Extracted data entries
..............................

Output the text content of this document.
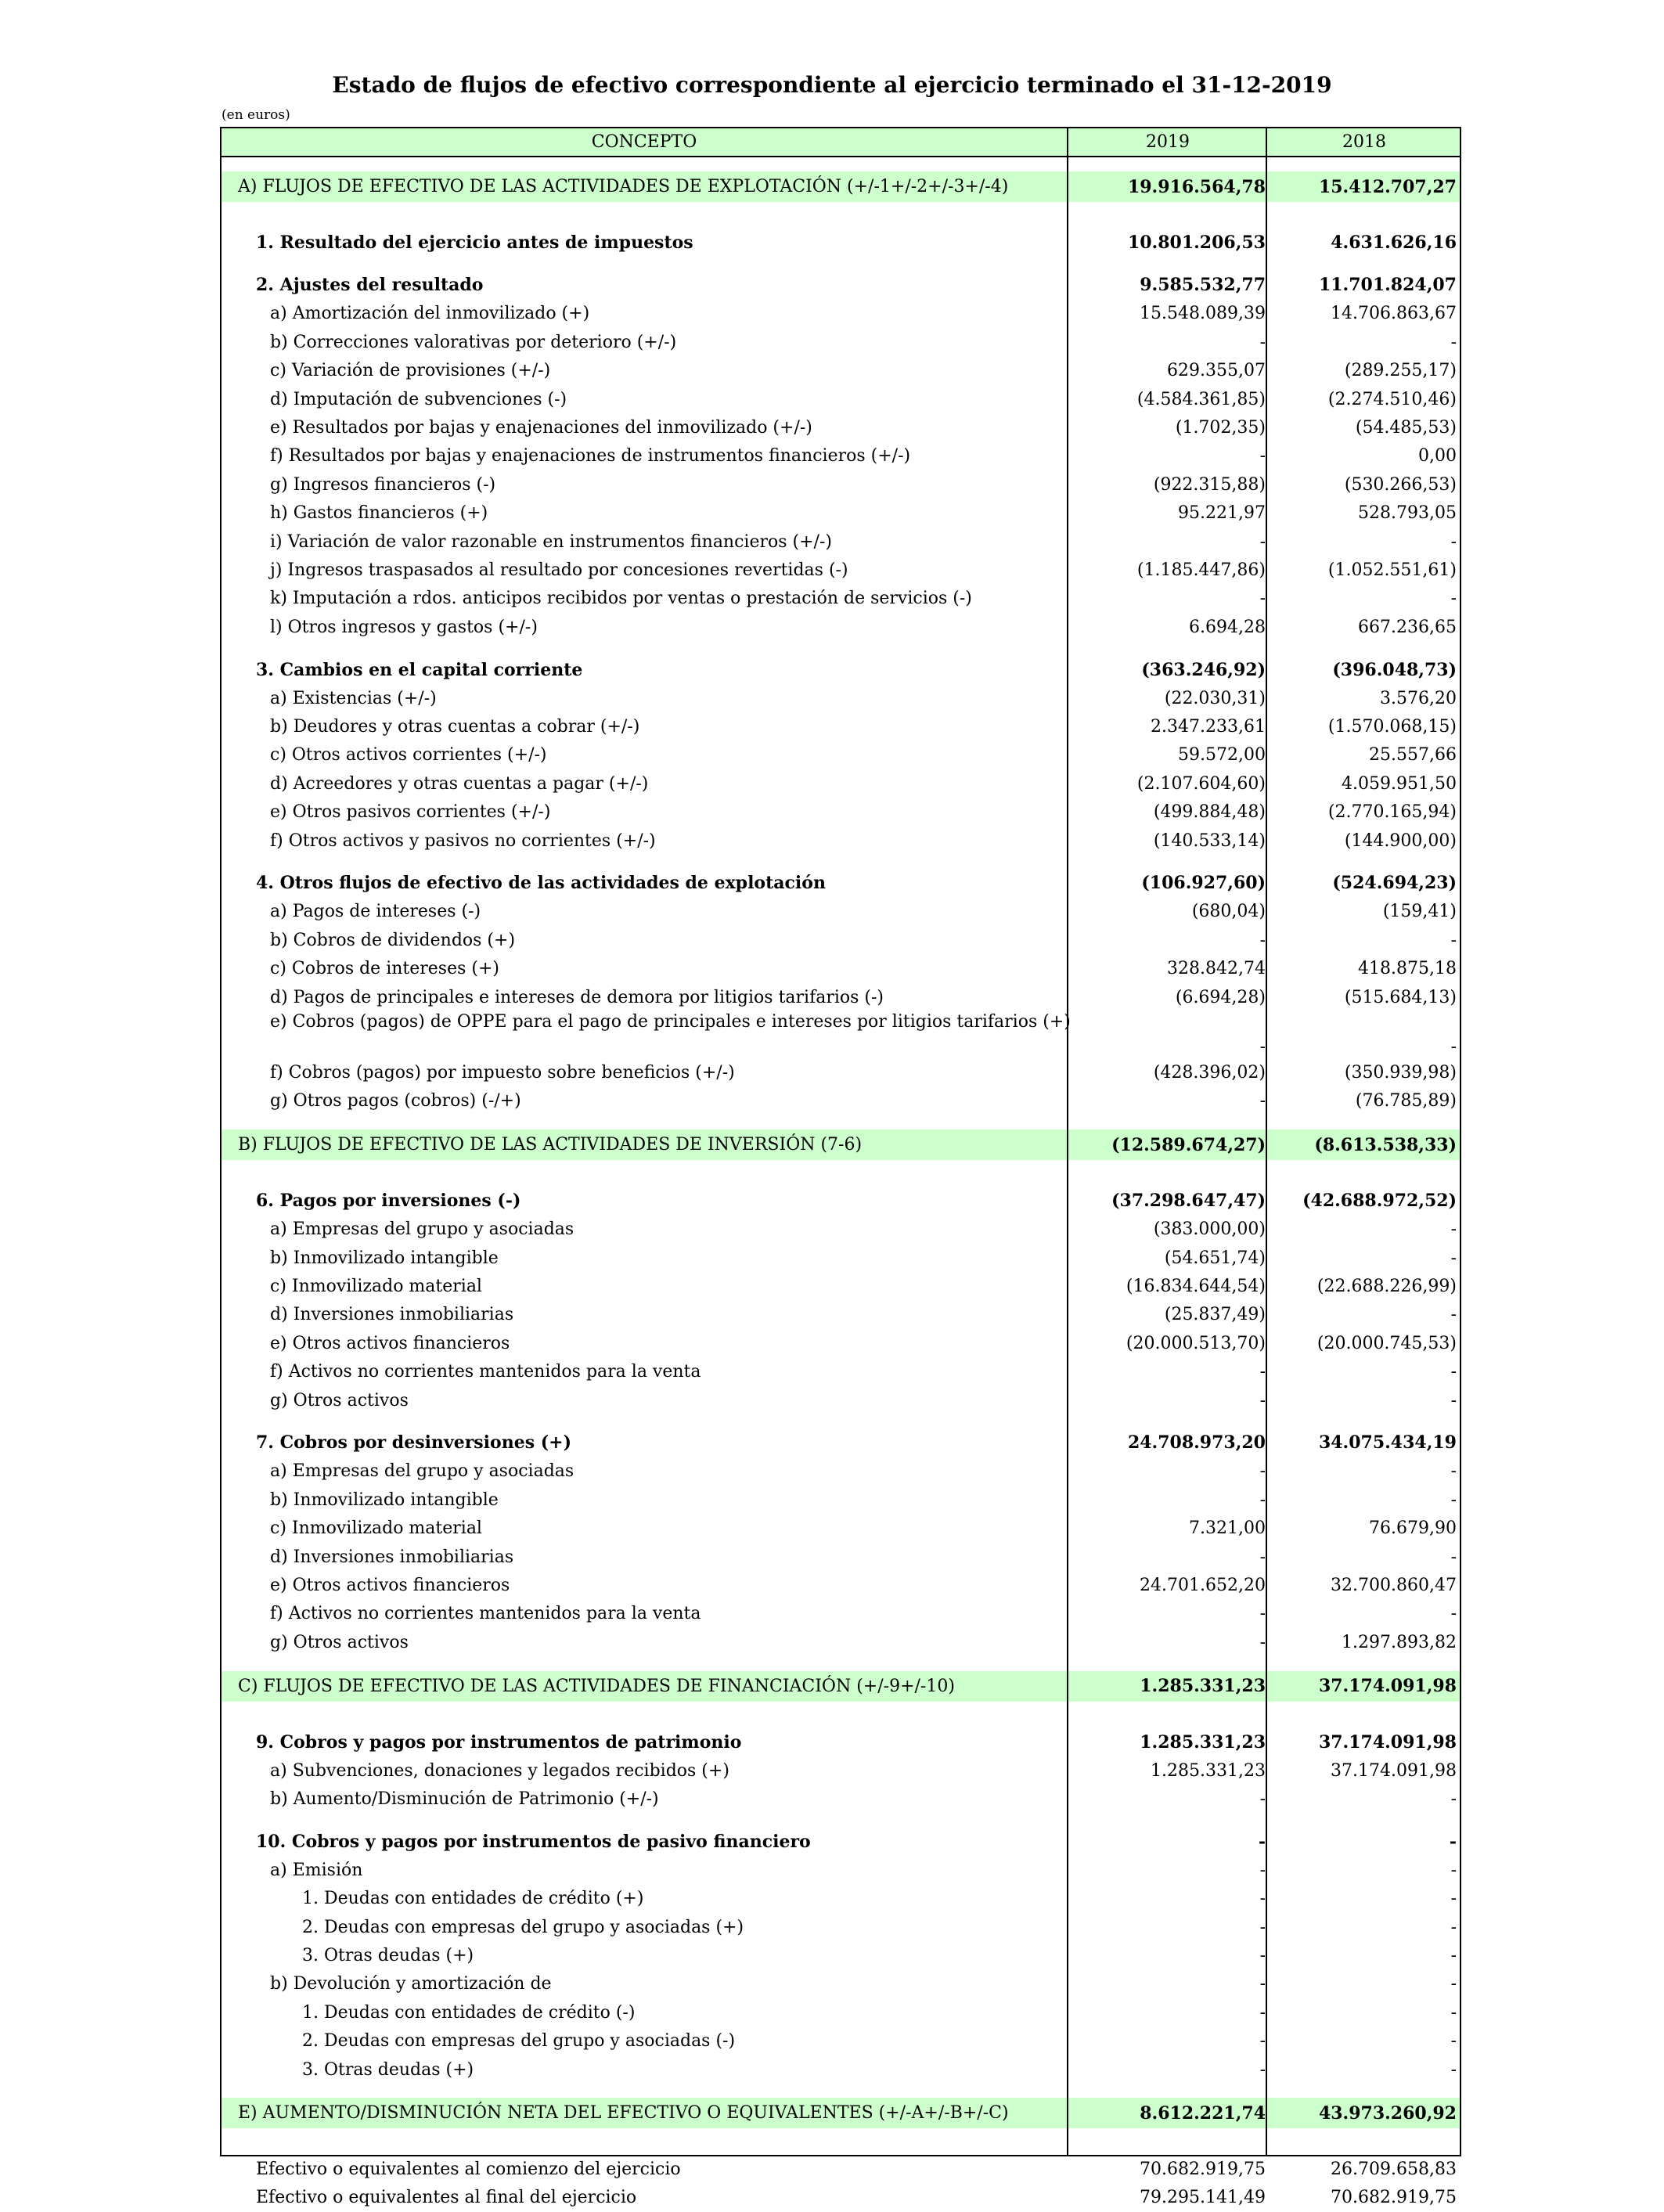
Estado de flujos de efectivo correspondiente al ejercicio terminado el 31-12-2019
(en euros)
CONCEPTO	2019	2018
A) FLUJOS DE EFECTIVO DE LAS ACTIVIDADES DE EXPLOTACIÓN (+/-1+/-2+/-3+/-4)	19.916.564,78	15.412.707,27
1. Resultado del ejercicio antes de impuestos	10.801.206,53	4.631.626,16
2. Ajustes del resultado	9.585.532,77	11.701.824,07
a) Amortización del inmovilizado (+)	15.548.089,39	14.706.863,67
b) Correcciones valorativas por deterioro (+/-)	-	-
c) Variación de provisiones (+/-)	629.355,07	(289.255,17)
d) Imputación de subvenciones (-)	(4.584.361,85)	(2.274.510,46)
e) Resultados por bajas y enajenaciones del inmovilizado (+/-)	(1.702,35)	(54.485,53)
f) Resultados por bajas y enajenaciones de instrumentos financieros (+/-)	-	0,00
g) Ingresos financieros (-)	(922.315,88)	(530.266,53)
h) Gastos financieros (+)	95.221,97	528.793,05
i) Variación de valor razonable en instrumentos financieros (+/-)	-	-
j) Ingresos traspasados al resultado por concesiones revertidas (-)	(1.185.447,86)	(1.052.551,61)
k) Imputación a rdos. anticipos recibidos por ventas o prestación de servicios (-)	-	-
l) Otros ingresos y gastos (+/-)	6.694,28	667.236,65
3. Cambios en el capital corriente	(363.246,92)	(396.048,73)
a) Existencias (+/-)	(22.030,31)	3.576,20
b) Deudores y otras cuentas a cobrar (+/-)	2.347.233,61	(1.570.068,15)
c) Otros activos corrientes (+/-)	59.572,00	25.557,66
d) Acreedores y otras cuentas a pagar (+/-)	(2.107.604,60)	4.059.951,50
e) Otros pasivos corrientes (+/-)	(499.884,48)	(2.770.165,94)
f) Otros activos y pasivos no corrientes (+/-)	(140.533,14)	(144.900,00)
4. Otros flujos de efectivo de las actividades de explotación	(106.927,60)	(524.694,23)
a) Pagos de intereses (-)	(680,04)	(159,41)
b) Cobros de dividendos (+)	-	-
c) Cobros de intereses (+)	328.842,74	418.875,18
d) Pagos de principales e intereses de demora por litigios tarifarios (-)	(6.694,28)	(515.684,13)
e) Cobros (pagos) de OPPE para el pago de principales e intereses por litigios tarifarios (+)
-	-
f) Cobros (pagos) por impuesto sobre beneficios (+/-)	(428.396,02)	(350.939,98)
g) Otros pagos (cobros) (-/+)	-	(76.785,89)
B) FLUJOS DE EFECTIVO DE LAS ACTIVIDADES DE INVERSIÓN (7-6)	(12.589.674,27)	(8.613.538,33)
6. Pagos por inversiones (-)	(37.298.647,47)	(42.688.972,52)
a) Empresas del grupo y asociadas	(383.000,00)	-
b) Inmovilizado intangible	(54.651,74)	-
c) Inmovilizado material	(16.834.644,54)	(22.688.226,99)
d) Inversiones inmobiliarias	(25.837,49)	-
e) Otros activos financieros	(20.000.513,70)	(20.000.745,53)
f) Activos no corrientes mantenidos para la venta	-	-
g) Otros activos	-	-
7. Cobros por desinversiones (+)	24.708.973,20	34.075.434,19
a) Empresas del grupo y asociadas	-	-
b) Inmovilizado intangible	-	-
c) Inmovilizado material	7.321,00	76.679,90
d) Inversiones inmobiliarias	-	-
e) Otros activos financieros	24.701.652,20	32.700.860,47
f) Activos no corrientes mantenidos para la venta	-	-
g) Otros activos	-	1.297.893,82
C) FLUJOS DE EFECTIVO DE LAS ACTIVIDADES DE FINANCIACIÓN (+/-9+/-10)	1.285.331,23	37.174.091,98
9. Cobros y pagos por instrumentos de patrimonio	1.285.331,23	37.174.091,98
a) Subvenciones, donaciones y legados recibidos (+)	1.285.331,23	37.174.091,98
b) Aumento/Disminución de Patrimonio (+/-)	-	-
10. Cobros y pagos por instrumentos de pasivo financiero	-	-
a) Emisión	-	-
1. Deudas con entidades de crédito (+)	-	-
2. Deudas con empresas del grupo y asociadas (+)	-	-
3. Otras deudas (+)	-	-
b) Devolución y amortización de	-	-
1. Deudas con entidades de crédito (-)	-	-
2. Deudas con empresas del grupo y asociadas (-)	-	-
3. Otras deudas (+)	-	-
E) AUMENTO/DISMINUCIÓN NETA DEL EFECTIVO O EQUIVALENTES (+/-A+/-B+/-C)	8.612.221,74	43.973.260,92
Efectivo o equivalentes al comienzo del ejercicio	70.682.919,75	26.709.658,83
Efectivo o equivalentes al final del ejercicio	79.295.141,49	70.682.919,75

..............................

Exact duplication of all the records is required; pictures are omitted from the copy.

▶ _Solution to the problem_:
Output the text content of this document.
Estado de flujos de efectivo correspondiente al ejercicio terminado el 31-12-2019
(en euros)
CONCEPTO	2019	2018
A) FLUJOS DE EFECTIVO DE LAS ACTIVIDADES DE EXPLOTACIÓN (+/-1+/-2+/-3+/-4)	19.916.564,78	15.412.707,27
1. Resultado del ejercicio antes de impuestos	10.801.206,53	4.631.626,16
2. Ajustes del resultado	9.585.532,77	11.701.824,07
a) Amortización del inmovilizado (+)	15.548.089,39	14.706.863,67
b) Correcciones valorativas por deterioro (+/-)	-	-
c) Variación de provisiones (+/-)	629.355,07	(289.255,17)
d) Imputación de subvenciones (-)	(4.584.361,85)	(2.274.510,46)
e) Resultados por bajas y enajenaciones del inmovilizado (+/-)	(1.702,35)	(54.485,53)
f) Resultados por bajas y enajenaciones de instrumentos financieros (+/-)	-	0,00
g) Ingresos financieros (-)	(922.315,88)	(530.266,53)
h) Gastos financieros (+)	95.221,97	528.793,05
i) Variación de valor razonable en instrumentos financieros (+/-)	-	-
j) Ingresos traspasados al resultado por concesiones revertidas (-)	(1.185.447,86)	(1.052.551,61)
k) Imputación a rdos. anticipos recibidos por ventas o prestación de servicios (-)	-	-
l) Otros ingresos y gastos (+/-)	6.694,28	667.236,65
3. Cambios en el capital corriente	(363.246,92)	(396.048,73)
a) Existencias (+/-)	(22.030,31)	3.576,20
b) Deudores y otras cuentas a cobrar (+/-)	2.347.233,61	(1.570.068,15)
c) Otros activos corrientes (+/-)	59.572,00	25.557,66
d) Acreedores y otras cuentas a pagar (+/-)	(2.107.604,60)	4.059.951,50
e) Otros pasivos corrientes (+/-)	(499.884,48)	(2.770.165,94)
f) Otros activos y pasivos no corrientes (+/-)	(140.533,14)	(144.900,00)
4. Otros flujos de efectivo de las actividades de explotación	(106.927,60)	(524.694,23)
a) Pagos de intereses (-)	(680,04)	(159,41)
b) Cobros de dividendos (+)	-	-
c) Cobros de intereses (+)	328.842,74	418.875,18
d) Pagos de principales e intereses de demora por litigios tarifarios (-)	(6.694,28)	(515.684,13)
e) Cobros (pagos) de OPPE para el pago de principales e intereses por litigios tarifarios (+)
-	-
f) Cobros (pagos) por impuesto sobre beneficios (+/-)	(428.396,02)	(350.939,98)
g) Otros pagos (cobros) (-/+)	-	(76.785,89)
B) FLUJOS DE EFECTIVO DE LAS ACTIVIDADES DE INVERSIÓN (7-6)	(12.589.674,27)	(8.613.538,33)
6. Pagos por inversiones (-)	(37.298.647,47)	(42.688.972,52)
a) Empresas del grupo y asociadas	(383.000,00)	-
b) Inmovilizado intangible	(54.651,74)	-
c) Inmovilizado material	(16.834.644,54)	(22.688.226,99)
d) Inversiones inmobiliarias	(25.837,49)	-
e) Otros activos financieros	(20.000.513,70)	(20.000.745,53)
f) Activos no corrientes mantenidos para la venta	-	-
g) Otros activos	-	-
7. Cobros por desinversiones (+)	24.708.973,20	34.075.434,19
a) Empresas del grupo y asociadas	-	-
b) Inmovilizado intangible	-	-
c) Inmovilizado material	7.321,00	76.679,90
d) Inversiones inmobiliarias	-	-
e) Otros activos financieros	24.701.652,20	32.700.860,47
f) Activos no corrientes mantenidos para la venta	-	-
g) Otros activos	-	1.297.893,82
C) FLUJOS DE EFECTIVO DE LAS ACTIVIDADES DE FINANCIACIÓN (+/-9+/-10)	1.285.331,23	37.174.091,98
9. Cobros y pagos por instrumentos de patrimonio	1.285.331,23	37.174.091,98
a) Subvenciones, donaciones y legados recibidos (+)	1.285.331,23	37.174.091,98
b) Aumento/Disminución de Patrimonio (+/-)	-	-
10. Cobros y pagos por instrumentos de pasivo financiero	-	-
a) Emisión	-	-
1. Deudas con entidades de crédito (+)	-	-
2. Deudas con empresas del grupo y asociadas (+)	-	-
3. Otras deudas (+)	-	-
b) Devolución y amortización de	-	-
1. Deudas con entidades de crédito (-)	-	-
2. Deudas con empresas del grupo y asociadas (-)	-	-
3. Otras deudas (+)	-	-
E) AUMENTO/DISMINUCIÓN NETA DEL EFECTIVO O EQUIVALENTES (+/-A+/-B+/-C)	8.612.221,74	43.973.260,92
Efectivo o equivalentes al comienzo del ejercicio	70.682.919,75	26.709.658,83
Efectivo o equivalentes al final del ejercicio	79.295.141,49	70.682.919,75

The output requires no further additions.